原文节选:
++++++++++

当有很多参数时，很容易混淆正确的顺序。我们可以通过名字引用参数，甚至可以给它们分配默认值以供调用程序没有提供该参数时使用。现在参数可以按任意顺序指定，也可以省略。

>>> def repeat(msg='<empty>', num=1):
...     return msg * num
>>> repeat(num=3)
'<empty><empty><empty>'
>>> repeat(msg='Alice')
'Alice'
>>> repeat(num=5, msg='Alice')
'AliceAliceAliceAliceAlice'

这些被称为关键字参数。如果我们混合使用这两种参数，就必须确保未命名的参数在命名的参数前面。必须是这样，因为未命名参数是根据位置来定义的。我们可以定义一个函数，接受任意数量的未命名和命名参数，并通过一个就地的参数列表*args和一个就地的关键字参数字典**kwargs来访问它们。（字典将在3中讲述。）

>>> def generic(*args, **kwargs):
...     print(args)
...     print(kwargs)
...
>>> generic(1, "African swallow", monty="python")
(1, 'African swallow')
{'monty': 'python'}

当*args作为函数参数时，它实际上对应函数所有的未命名参数。下面是另一个这方面的 Python 语法的演示，处理可变数目的参数的函数zip()。我们将使用变量名*song来表示名字*args并没有什么特别的。

>>> song = [['four', 'calling', 'birds'],
...         ['three', 'French', 'hens'],
...         ['two', 'turtle', 'doves']]
>>> list(zip(song[0], song[1], song[2]))
[('four', 'three', 'two'), ('calling', 'French', 'turtle'), ('birds', 'hens', 'doves')]
>>> list(zip(*song))
[('four', 'three', 'two'), ('calling', 'French', 'turtle'), ('birds', 'hens', 'doves')]

应该从这个例子中明白输入*song仅仅是一个方便的记号，相当于输入了song[0], song[1], song[2]。

下面是另一个在函数的定义中使用关键字参数的例子，有三种等效的方法来调用这个函数：

>>> def freq_words(file, min=1, num=10):
...     text = open(file).read()
...     tokens = word_tokenize(text)
...     freqdist = nltk.FreqDist(t for t in tokens if len(t) >= min)
...     return freqdist.most_common(num)
>>> fw = freq_words('ch01.rst', 4, 10)

++++++++++

展示数据:

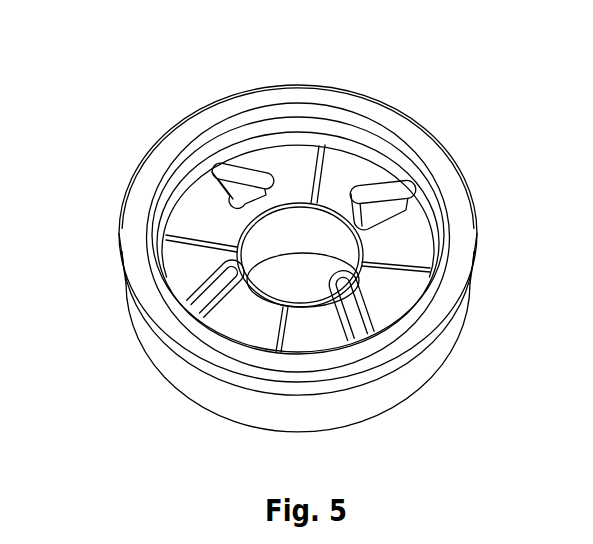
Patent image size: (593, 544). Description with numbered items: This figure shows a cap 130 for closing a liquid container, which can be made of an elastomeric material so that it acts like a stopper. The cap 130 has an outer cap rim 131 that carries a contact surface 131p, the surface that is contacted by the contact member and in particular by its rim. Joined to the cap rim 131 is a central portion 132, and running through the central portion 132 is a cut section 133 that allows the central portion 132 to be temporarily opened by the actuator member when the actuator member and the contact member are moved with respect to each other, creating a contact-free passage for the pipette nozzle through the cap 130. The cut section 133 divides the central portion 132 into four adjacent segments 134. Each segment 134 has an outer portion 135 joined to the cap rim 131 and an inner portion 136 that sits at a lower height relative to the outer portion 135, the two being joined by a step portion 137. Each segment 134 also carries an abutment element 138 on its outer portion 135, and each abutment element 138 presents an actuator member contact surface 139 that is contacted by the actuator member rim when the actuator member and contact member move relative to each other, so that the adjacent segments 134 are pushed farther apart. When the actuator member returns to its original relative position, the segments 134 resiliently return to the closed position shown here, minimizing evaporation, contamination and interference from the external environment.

++++++++++

任务要求:
1 – 请逐字引用讲Python函数参数的原文中从含有“(1, 'African swallow')”的词句开始、到“list(zip(song[0], song[1], song[2]))”为止的那一段。
2 – 请从讲Python函数参数的原文最后一句之后接着往下续写。
上述材料与原文节选相互独立，需分开看待。

练习答案:
1 –
(1, 'African swallow')
{'monty': 'python'}

当*args作为函数参数时，它实际上对应函数所有的未命名参数。下面是另一个这方面的 Python 语法的演示，处理可变数目的参数的函数zip()。我们将使用变量名*song来表示名字*args并没有什么特别的。

>>> song = [['four', 'calling', 'birds'],
...         ['three', 'French', 'hens'],
...         ['two', 'turtle', 'doves']]
>>> list(zip(song[0], song[1], song[2]))

2 –
>>> fw = freq_words('ch01.rst', min=4, num=10)
>>> fw = freq_words('ch01.rst', num=10, min=4)

命名参数的另一个作用是它们允许选择性使用参数。因此，我们可以在我们高兴使用默认值的地方省略任何参数：freq_words('ch01.rst', min=4), freq_words('ch01.rst', 4)。可选参数的另一个常见用途是作为标志使用。这里是同一个的函数的修订版本，如果设置了verbose标志将会报告其进展情况：

>>> def freq_words(file, min=1, num=10, verbose=False):
...     freqdist = FreqDist()
...     if verbose: print("Opening", file)
...     text = open(file).read()
...     if verbose: print("Read in %d characters" % len(file))
...     for word in word_tokenize(text):
...         if len(word) >= min:
...             freqdist[word] += 1
...             if verbose and freqdist.N() % 100 == 0: print(".", sep="")
...     if verbose: print
...     return freqdist.most_common(num)

小心！

注意不要使用可变对象作为参数的默认值。这个函数的一系列调用将使用同一个对象，有时会出现离奇的结果，就像我们稍后会在关于调试的讨论中看到的那样。

小心！

如果你的程序将使用大量的文件，它是一个好主意来关闭任何一旦不再需要的已经打开的文件。如果你使用with语句，Python 会自动关闭打开的文件︰

>>> with open("lexicon.txt") as f:
...     data = f.read()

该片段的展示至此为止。